* begin *

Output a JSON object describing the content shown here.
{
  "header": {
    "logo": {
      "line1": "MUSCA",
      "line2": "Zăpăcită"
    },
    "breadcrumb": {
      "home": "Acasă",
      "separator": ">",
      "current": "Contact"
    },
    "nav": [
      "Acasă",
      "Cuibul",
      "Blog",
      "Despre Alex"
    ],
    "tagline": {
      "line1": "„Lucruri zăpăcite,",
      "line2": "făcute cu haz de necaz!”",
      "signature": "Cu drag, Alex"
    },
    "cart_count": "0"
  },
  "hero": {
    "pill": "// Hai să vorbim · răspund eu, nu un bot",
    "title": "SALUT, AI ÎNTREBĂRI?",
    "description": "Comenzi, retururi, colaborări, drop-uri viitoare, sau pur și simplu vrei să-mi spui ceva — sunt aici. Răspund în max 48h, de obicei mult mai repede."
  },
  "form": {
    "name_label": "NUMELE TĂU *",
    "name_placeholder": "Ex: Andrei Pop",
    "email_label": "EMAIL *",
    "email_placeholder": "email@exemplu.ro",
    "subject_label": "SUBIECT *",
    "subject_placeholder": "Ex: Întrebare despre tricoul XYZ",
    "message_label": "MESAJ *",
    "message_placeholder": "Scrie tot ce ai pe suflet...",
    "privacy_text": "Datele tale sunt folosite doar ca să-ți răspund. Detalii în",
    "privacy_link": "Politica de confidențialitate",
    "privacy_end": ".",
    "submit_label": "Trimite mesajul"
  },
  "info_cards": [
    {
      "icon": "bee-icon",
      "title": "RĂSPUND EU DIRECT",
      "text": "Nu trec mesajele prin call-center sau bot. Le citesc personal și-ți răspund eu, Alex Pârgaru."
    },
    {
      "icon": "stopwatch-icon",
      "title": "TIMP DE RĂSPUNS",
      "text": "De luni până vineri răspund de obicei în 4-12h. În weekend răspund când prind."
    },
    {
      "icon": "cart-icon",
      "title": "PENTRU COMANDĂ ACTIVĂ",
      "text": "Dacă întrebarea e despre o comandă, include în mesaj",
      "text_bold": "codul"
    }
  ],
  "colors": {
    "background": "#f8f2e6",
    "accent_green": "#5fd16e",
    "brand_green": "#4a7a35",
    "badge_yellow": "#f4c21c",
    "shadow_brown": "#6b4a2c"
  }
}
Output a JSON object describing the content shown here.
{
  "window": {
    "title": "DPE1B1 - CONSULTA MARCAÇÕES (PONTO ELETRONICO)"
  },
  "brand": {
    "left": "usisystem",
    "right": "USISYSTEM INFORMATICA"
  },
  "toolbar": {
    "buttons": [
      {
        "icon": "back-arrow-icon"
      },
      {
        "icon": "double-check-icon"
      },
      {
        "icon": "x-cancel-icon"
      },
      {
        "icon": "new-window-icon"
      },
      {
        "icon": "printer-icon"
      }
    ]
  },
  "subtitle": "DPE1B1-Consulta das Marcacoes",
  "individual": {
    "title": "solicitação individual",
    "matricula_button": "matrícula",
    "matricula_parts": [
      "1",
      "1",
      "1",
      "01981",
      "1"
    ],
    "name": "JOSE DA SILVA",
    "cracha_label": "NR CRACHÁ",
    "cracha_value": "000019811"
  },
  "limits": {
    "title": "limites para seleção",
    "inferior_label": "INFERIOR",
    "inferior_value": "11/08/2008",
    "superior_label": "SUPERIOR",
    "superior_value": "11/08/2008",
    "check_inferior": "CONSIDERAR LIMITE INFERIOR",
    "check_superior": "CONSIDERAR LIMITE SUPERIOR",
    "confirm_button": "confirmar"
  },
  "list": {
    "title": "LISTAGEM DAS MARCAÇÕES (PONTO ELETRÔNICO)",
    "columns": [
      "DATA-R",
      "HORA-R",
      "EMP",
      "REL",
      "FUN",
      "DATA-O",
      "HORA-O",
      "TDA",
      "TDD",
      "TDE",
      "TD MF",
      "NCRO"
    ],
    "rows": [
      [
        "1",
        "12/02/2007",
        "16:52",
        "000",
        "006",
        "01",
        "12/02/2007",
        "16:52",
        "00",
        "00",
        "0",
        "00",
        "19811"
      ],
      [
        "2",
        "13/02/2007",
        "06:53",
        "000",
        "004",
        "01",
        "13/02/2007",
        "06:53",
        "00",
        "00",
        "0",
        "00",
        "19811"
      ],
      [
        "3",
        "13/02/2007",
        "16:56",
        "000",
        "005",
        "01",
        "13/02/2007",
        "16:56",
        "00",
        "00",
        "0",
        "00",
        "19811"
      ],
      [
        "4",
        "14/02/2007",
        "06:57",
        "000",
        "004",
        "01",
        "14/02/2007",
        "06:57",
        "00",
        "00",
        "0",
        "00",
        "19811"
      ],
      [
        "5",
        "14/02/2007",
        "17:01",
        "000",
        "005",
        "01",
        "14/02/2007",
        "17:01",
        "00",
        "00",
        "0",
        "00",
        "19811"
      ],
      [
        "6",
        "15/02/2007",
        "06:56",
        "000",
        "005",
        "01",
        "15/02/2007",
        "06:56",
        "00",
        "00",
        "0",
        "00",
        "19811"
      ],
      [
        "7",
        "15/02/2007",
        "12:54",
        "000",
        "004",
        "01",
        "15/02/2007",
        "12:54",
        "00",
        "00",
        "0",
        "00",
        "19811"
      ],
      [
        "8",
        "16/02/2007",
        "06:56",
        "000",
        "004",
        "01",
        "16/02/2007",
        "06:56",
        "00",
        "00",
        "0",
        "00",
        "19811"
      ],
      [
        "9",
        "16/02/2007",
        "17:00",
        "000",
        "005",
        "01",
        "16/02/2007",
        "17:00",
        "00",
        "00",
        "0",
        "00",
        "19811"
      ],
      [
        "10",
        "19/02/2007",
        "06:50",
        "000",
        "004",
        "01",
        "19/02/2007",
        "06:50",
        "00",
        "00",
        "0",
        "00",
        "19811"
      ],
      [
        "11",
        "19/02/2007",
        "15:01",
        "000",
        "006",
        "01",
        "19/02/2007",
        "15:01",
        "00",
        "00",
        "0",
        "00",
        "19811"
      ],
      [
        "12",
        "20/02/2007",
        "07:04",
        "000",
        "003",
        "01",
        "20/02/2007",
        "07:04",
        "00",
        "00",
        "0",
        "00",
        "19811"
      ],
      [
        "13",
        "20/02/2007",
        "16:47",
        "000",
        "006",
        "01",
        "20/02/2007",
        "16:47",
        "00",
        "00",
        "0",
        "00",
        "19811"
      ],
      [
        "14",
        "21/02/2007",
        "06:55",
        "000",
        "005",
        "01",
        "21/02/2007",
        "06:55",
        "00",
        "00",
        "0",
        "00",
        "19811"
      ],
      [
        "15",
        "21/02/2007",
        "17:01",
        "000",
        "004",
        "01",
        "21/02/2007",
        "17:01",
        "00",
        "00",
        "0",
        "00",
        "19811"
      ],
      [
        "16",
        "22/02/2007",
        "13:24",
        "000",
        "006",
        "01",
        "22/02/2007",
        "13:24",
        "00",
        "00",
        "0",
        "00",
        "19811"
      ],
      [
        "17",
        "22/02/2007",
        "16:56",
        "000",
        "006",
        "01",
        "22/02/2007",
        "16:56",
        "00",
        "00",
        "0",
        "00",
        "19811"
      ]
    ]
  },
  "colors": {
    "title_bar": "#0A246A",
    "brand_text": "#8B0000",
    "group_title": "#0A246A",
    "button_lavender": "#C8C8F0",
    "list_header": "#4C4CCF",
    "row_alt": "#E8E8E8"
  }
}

* end *

Give all the entries again exactly; leave none out.

> **Output for this exercise**
Output a JSON object describing the content shown here.
{
  "header": {
    "logo": {
      "line1": "MUSCA",
      "line2": "Zăpăcită"
    },
    "breadcrumb": {
      "home": "Acasă",
      "separator": ">",
      "current": "Contact"
    },
    "nav": [
      "Acasă",
      "Cuibul",
      "Blog",
      "Despre Alex"
    ],
    "tagline": {
      "line1": "„Lucruri zăpăcite,",
      "line2": "făcute cu haz de necaz!”",
      "signature": "Cu drag, Alex"
    },
    "cart_count": "0"
  },
  "hero": {
    "pill": "// Hai să vorbim · răspund eu, nu un bot",
    "title": "SALUT, AI ÎNTREBĂRI?",
    "description": "Comenzi, retururi, colaborări, drop-uri viitoare, sau pur și simplu vrei să-mi spui ceva — sunt aici. Răspund în max 48h, de obicei mult mai repede."
  },
  "form": {
    "name_label": "NUMELE TĂU *",
    "name_placeholder": "Ex: Andrei Pop",
    "email_label": "EMAIL *",
    "email_placeholder": "email@exemplu.ro",
    "subject_label": "SUBIECT *",
    "subject_placeholder": "Ex: Întrebare despre tricoul XYZ",
    "message_label": "MESAJ *",
    "message_placeholder": "Scrie tot ce ai pe suflet...",
    "privacy_text": "Datele tale sunt folosite doar ca să-ți răspund. Detalii în",
    "privacy_link": "Politica de confidențialitate",
    "privacy_end": ".",
    "submit_label": "Trimite mesajul"
  },
  "info_cards": [
    {
      "icon": "bee-icon",
      "title": "RĂSPUND EU DIRECT",
      "text": "Nu trec mesajele prin call-center sau bot. Le citesc personal și-ți răspund eu, Alex Pârgaru."
    },
    {
      "icon": "stopwatch-icon",
      "title": "TIMP DE RĂSPUNS",
      "text": "De luni până vineri răspund de obicei în 4-12h. În weekend răspund când prind."
    },
    {
      "icon": "cart-icon",
      "title": "PENTRU COMANDĂ ACTIVĂ",
      "text": "Dacă întrebarea e despre o comandă, include în mesaj",
      "text_bold": "codul"
    }
  ],
  "colors": {
    "background": "#f8f2e6",
    "accent_green": "#5fd16e",
    "brand_green": "#4a7a35",
    "badge_yellow": "#f4c21c",
    "shadow_brown": "#6b4a2c"
  }
}
Output a JSON object describing the content shown here.
{
  "window": {
    "title": "DPE1B1 - CONSULTA MARCAÇÕES (PONTO ELETRONICO)"
  },
  "brand": {
    "left": "usisystem",
    "right": "USISYSTEM INFORMATICA"
  },
  "toolbar": {
    "buttons": [
      {
        "icon": "back-arrow-icon"
      },
      {
        "icon": "double-check-icon"
      },
      {
        "icon": "x-cancel-icon"
      },
      {
        "icon": "new-window-icon"
      },
      {
        "icon": "printer-icon"
      }
    ]
  },
  "subtitle": "DPE1B1-Consulta das Marcacoes",
  "individual": {
    "title": "solicitação individual",
    "matricula_button": "matrícula",
    "matricula_parts": [
      "1",
      "1",
      "1",
      "01981",
      "1"
    ],
    "name": "JOSE DA SILVA",
    "cracha_label": "NR CRACHÁ",
    "cracha_value": "000019811"
  },
  "limits": {
    "title": "limites para seleção",
    "inferior_label": "INFERIOR",
    "inferior_value": "11/08/2008",
    "superior_label": "SUPERIOR",
    "superior_value": "11/08/2008",
    "check_inferior": "CONSIDERAR LIMITE INFERIOR",
    "check_superior": "CONSIDERAR LIMITE SUPERIOR",
    "confirm_button": "confirmar"
  },
  "list": {
    "title": "LISTAGEM DAS MARCAÇÕES (PONTO ELETRÔNICO)",
    "columns": [
      "DATA-R",
      "HORA-R",
      "EMP",
      "REL",
      "FUN",
      "DATA-O",
      "HORA-O",
      "TDA",
      "TDD",
      "TDE",
      "TD MF",
      "NCRO"
    ],
    "rows": [
      [
        "1",
        "12/02/2007",
        "16:52",
        "000",
        "006",
        "01",
        "12/02/2007",
        "16:52",
        "00",
        "00",
        "0",
        "00",
        "19811"
      ],
      [
        "2",
        "13/02/2007",
        "06:53",
        "000",
        "004",
        "01",
        "13/02/2007",
        "06:53",
        "00",
        "00",
        "0",
        "00",
        "19811"
      ],
      [
        "3",
        "13/02/2007",
        "16:56",
        "000",
        "005",
        "01",
        "13/02/2007",
        "16:56",
        "00",
        "00",
        "0",
        "00",
        "19811"
      ],
      [
        "4",
        "14/02/2007",
        "06:57",
        "000",
        "004",
        "01",
        "14/02/2007",
        "06:57",
        "00",
        "00",
        "0",
        "00",
        "19811"
      ],
      [
        "5",
        "14/02/2007",
        "17:01",
        "000",
        "005",
        "01",
        "14/02/2007",
        "17:01",
        "00",
        "00",
        "0",
        "00",
        "19811"
      ],
      [
        "6",
        "15/02/2007",
        "06:56",
        "000",
        "005",
        "01",
        "15/02/2007",
        "06:56",
        "00",
        "00",
        "0",
        "00",
        "19811"
      ],
      [
        "7",
        "15/02/2007",
        "12:54",
        "000",
        "004",
        "01",
        "15/02/2007",
        "12:54",
        "00",
        "00",
        "0",
        "00",
        "19811"
      ],
      [
        "8",
        "16/02/2007",
        "06:56",
        "000",
        "004",
        "01",
        "16/02/2007",
        "06:56",
        "00",
        "00",
        "0",
        "00",
        "19811"
      ],
      [
        "9",
        "16/02/2007",
        "17:00",
        "000",
        "005",
        "01",
        "16/02/2007",
        "17:00",
        "00",
        "00",
        "0",
        "00",
        "19811"
      ],
      [
        "10",
        "19/02/2007",
        "06:50",
        "000",
        "004",
        "01",
        "19/02/2007",
        "06:50",
        "00",
        "00",
        "0",
        "00",
        "19811"
      ],
      [
        "11",
        "19/02/2007",
        "15:01",
        "000",
        "006",
        "01",
        "19/02/2007",
        "15:01",
        "00",
        "00",
        "0",
        "00",
        "19811"
      ],
      [
        "12",
        "20/02/2007",
        "07:04",
        "000",
        "003",
        "01",
        "20/02/2007",
        "07:04",
        "00",
        "00",
        "0",
        "00",
        "19811"
      ],
      [
        "13",
        "20/02/2007",
        "16:47",
        "000",
        "006",
        "01",
        "20/02/2007",
        "16:47",
        "00",
        "00",
        "0",
        "00",
        "19811"
      ],
      [
        "14",
        "21/02/2007",
        "06:55",
        "000",
        "005",
        "01",
        "21/02/2007",
        "06:55",
        "00",
        "00",
        "0",
        "00",
        "19811"
      ],
      [
        "15",
        "21/02/2007",
        "17:01",
        "000",
        "004",
        "01",
        "21/02/2007",
        "17:01",
        "00",
        "00",
        "0",
        "00",
        "19811"
      ],
      [
        "16",
        "22/02/2007",
        "13:24",
        "000",
        "006",
        "01",
        "22/02/2007",
        "13:24",
        "00",
        "00",
        "0",
        "00",
        "19811"
      ],
      [
        "17",
        "22/02/2007",
        "16:56",
        "000",
        "006",
        "01",
        "22/02/2007",
        "16:56",
        "00",
        "00",
        "0",
        "00",
        "19811"
      ]
    ]
  },
  "colors": {
    "title_bar": "#0A246A",
    "brand_text": "#8B0000",
    "group_title": "#0A246A",
    "button_lavender": "#C8C8F0",
    "list_header": "#4C4CCF",
    "row_alt": "#E8E8E8"
  }
}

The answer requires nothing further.